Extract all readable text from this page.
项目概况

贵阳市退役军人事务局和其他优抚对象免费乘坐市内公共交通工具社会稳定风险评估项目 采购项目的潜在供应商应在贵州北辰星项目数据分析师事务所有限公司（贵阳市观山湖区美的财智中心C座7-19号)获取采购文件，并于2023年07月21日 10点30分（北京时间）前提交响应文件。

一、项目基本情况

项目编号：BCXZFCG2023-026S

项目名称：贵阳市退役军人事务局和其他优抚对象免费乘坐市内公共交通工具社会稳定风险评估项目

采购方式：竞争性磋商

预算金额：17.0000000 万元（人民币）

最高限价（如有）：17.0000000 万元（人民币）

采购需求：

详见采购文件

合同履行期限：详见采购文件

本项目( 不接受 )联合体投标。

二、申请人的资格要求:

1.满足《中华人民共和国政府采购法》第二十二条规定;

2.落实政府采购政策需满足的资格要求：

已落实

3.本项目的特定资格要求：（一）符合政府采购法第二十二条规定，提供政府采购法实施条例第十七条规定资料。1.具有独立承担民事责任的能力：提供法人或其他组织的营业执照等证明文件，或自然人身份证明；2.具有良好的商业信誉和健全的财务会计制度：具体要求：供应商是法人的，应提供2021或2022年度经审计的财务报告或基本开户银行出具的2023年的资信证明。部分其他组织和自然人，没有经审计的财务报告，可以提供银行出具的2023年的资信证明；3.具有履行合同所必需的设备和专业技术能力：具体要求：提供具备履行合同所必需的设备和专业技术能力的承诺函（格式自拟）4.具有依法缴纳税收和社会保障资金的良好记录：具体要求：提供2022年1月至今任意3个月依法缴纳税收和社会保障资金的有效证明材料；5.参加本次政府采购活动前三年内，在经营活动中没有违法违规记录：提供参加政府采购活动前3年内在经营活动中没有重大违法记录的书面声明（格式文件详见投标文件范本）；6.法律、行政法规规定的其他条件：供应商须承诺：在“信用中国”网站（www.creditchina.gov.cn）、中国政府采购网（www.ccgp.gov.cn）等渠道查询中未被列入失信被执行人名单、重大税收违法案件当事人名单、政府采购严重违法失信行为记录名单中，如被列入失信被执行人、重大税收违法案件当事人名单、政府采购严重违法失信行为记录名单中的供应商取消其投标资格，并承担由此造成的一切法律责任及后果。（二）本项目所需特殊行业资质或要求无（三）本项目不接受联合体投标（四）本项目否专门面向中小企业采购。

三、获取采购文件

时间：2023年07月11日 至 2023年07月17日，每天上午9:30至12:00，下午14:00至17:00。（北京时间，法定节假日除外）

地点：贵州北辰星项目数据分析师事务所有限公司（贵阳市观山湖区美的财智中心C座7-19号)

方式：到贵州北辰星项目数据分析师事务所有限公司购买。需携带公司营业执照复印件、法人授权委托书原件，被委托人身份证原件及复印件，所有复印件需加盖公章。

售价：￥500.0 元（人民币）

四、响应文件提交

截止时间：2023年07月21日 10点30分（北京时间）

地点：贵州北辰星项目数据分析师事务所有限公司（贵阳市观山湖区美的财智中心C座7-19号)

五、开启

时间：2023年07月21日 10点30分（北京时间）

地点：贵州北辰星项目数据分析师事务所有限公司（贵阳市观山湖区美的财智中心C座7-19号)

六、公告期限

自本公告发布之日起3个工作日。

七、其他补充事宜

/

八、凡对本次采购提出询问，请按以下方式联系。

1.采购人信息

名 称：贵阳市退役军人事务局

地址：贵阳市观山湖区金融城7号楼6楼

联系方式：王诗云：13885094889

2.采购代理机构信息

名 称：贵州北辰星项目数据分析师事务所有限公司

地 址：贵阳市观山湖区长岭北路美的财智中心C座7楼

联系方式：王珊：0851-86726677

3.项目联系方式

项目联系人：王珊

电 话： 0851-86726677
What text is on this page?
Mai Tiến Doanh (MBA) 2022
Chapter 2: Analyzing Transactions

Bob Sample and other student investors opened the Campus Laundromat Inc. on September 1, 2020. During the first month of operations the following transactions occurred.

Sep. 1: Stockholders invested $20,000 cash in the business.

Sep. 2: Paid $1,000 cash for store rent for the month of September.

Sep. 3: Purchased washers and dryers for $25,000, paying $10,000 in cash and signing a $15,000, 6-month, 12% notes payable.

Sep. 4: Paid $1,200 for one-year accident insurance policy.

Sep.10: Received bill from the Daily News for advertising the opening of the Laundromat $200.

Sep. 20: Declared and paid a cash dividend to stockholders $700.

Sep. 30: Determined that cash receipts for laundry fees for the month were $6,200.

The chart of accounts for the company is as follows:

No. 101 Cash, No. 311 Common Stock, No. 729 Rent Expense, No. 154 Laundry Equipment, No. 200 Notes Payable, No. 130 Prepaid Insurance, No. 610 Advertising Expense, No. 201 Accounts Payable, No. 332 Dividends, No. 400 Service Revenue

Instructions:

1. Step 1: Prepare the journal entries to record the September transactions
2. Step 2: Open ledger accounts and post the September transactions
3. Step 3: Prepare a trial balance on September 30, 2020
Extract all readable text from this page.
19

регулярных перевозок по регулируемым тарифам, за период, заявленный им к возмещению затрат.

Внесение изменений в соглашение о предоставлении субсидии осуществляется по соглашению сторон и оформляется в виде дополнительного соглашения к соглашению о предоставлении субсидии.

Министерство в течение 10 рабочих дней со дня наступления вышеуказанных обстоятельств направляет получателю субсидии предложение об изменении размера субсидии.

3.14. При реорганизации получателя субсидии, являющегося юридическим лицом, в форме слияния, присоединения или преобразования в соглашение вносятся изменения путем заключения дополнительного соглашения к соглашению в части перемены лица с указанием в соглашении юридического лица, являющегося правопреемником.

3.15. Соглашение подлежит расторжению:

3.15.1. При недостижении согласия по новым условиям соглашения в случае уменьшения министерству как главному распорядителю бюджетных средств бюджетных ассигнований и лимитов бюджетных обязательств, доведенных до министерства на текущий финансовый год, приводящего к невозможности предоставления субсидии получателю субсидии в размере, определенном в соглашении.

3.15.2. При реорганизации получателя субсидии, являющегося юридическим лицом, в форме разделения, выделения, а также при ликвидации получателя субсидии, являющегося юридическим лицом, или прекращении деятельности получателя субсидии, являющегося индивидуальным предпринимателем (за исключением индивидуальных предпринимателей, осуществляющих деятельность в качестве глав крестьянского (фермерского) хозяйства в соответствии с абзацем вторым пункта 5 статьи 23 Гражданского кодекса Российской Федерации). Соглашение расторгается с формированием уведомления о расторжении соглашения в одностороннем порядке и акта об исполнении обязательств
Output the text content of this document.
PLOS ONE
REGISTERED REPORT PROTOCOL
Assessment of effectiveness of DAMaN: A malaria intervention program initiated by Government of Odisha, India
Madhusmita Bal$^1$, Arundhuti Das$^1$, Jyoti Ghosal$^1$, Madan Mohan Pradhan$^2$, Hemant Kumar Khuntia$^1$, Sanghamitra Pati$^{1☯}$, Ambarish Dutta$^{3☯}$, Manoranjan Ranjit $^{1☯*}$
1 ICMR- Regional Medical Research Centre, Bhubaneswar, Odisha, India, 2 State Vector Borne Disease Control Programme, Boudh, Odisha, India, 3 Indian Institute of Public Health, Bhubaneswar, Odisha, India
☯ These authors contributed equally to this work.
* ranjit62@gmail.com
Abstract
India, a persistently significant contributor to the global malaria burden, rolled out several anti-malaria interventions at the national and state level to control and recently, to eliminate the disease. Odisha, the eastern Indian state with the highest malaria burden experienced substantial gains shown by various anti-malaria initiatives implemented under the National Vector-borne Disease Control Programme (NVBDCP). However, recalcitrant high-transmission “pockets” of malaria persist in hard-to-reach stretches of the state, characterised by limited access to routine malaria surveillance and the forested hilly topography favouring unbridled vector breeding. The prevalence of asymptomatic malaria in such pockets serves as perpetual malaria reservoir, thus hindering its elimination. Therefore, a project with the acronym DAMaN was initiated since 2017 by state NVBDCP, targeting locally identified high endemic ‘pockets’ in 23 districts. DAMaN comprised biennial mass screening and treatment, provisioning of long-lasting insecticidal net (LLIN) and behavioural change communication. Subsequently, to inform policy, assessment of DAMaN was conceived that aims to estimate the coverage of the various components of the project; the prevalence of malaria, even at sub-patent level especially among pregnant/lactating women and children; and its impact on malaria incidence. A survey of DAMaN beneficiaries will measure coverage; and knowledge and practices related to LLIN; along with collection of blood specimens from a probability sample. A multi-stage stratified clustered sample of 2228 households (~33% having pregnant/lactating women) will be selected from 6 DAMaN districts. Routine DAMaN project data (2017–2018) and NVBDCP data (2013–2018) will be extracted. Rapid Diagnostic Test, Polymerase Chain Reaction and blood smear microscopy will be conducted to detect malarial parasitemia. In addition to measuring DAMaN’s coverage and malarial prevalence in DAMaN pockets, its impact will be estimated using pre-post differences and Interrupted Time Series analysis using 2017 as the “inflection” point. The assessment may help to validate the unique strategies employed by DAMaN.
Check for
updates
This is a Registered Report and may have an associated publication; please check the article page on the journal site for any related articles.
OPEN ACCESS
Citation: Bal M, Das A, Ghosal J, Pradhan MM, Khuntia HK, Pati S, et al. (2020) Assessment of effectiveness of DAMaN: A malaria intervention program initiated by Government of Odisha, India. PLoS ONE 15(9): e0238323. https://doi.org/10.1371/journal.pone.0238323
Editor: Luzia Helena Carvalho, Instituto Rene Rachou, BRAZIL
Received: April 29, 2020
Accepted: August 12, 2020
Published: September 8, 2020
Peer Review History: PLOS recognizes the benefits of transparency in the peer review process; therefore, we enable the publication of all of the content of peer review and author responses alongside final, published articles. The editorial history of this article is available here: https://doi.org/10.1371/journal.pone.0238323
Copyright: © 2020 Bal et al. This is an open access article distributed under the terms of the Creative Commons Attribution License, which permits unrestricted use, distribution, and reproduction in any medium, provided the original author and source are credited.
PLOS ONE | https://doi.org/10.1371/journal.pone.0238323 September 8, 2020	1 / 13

**Short exercise**
Collect each line holding the string "обязательств".

**Correct response**
3.15.1. При недостижении согласия по новым условиям соглашения в случае уменьшения министерству как главному распорядителю бюджетных средств бюджетных ассигнований и лимитов бюджетных обязательств, доведенных до министерства на текущий финансовый год, приводящего к невозможности предоставления субсидии получателю субсидии в размере, определенном в соглашении.
3.15.2. При реорганизации получателя субсидии, являющегося юридическим лицом, в форме разделения, выделения, а также при ликвидации получателя субсидии, являющегося юридическим лицом, или прекращении деятельности получателя субсидии, являющегося индивидуальным предпринимателем (за исключением индивидуальных предпринимателей, осуществляющих деятельность в качестве глав крестьянского (фермерского) хозяйства в соответствии с абзацем вторым пункта 5 статьи 23 Гражданского кодекса Российской Федерации). Соглашение расторгается с формированием уведомления о расторжении соглашения в одностороннем порядке и акта об исполнении обязательств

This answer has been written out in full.